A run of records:
* * * *
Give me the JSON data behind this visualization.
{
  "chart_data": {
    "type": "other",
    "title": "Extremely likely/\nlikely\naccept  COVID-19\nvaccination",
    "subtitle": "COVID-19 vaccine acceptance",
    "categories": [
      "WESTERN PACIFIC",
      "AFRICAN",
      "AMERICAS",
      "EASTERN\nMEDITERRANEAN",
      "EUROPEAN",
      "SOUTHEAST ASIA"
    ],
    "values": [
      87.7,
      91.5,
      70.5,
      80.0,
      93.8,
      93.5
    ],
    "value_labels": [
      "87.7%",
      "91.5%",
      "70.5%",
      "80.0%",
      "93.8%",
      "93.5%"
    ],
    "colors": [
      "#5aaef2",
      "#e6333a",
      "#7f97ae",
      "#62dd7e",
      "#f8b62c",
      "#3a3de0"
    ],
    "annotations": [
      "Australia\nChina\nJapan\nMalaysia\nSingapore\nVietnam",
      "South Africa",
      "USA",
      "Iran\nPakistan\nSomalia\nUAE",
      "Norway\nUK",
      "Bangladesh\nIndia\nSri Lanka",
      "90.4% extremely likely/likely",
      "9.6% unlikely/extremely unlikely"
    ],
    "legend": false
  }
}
* * * *
What is required:
Take the data above and return it exactly.

Answer to the task:
Give me the JSON data behind this visualization.
{
  "chart_data": {
    "type": "other",
    "title": "Extremely likely/\nlikely\naccept  COVID-19\nvaccination",
    "subtitle": "COVID-19 vaccine acceptance",
    "categories": [
      "WESTERN PACIFIC",
      "AFRICAN",
      "AMERICAS",
      "EASTERN\nMEDITERRANEAN",
      "EUROPEAN",
      "SOUTHEAST ASIA"
    ],
    "values": [
      87.7,
      91.5,
      70.5,
      80.0,
      93.8,
      93.5
    ],
    "value_labels": [
      "87.7%",
      "91.5%",
      "70.5%",
      "80.0%",
      "93.8%",
      "93.5%"
    ],
    "colors": [
      "#5aaef2",
      "#e6333a",
      "#7f97ae",
      "#62dd7e",
      "#f8b62c",
      "#3a3de0"
    ],
    "annotations": [
      "Australia\nChina\nJapan\nMalaysia\nSingapore\nVietnam",
      "South Africa",
      "USA",
      "Iran\nPakistan\nSomalia\nUAE",
      "Norway\nUK",
      "Bangladesh\nIndia\nSri Lanka",
      "90.4% extremely likely/likely",
      "9.6% unlikely/extremely unlikely"
    ],
    "legend": false
  }
}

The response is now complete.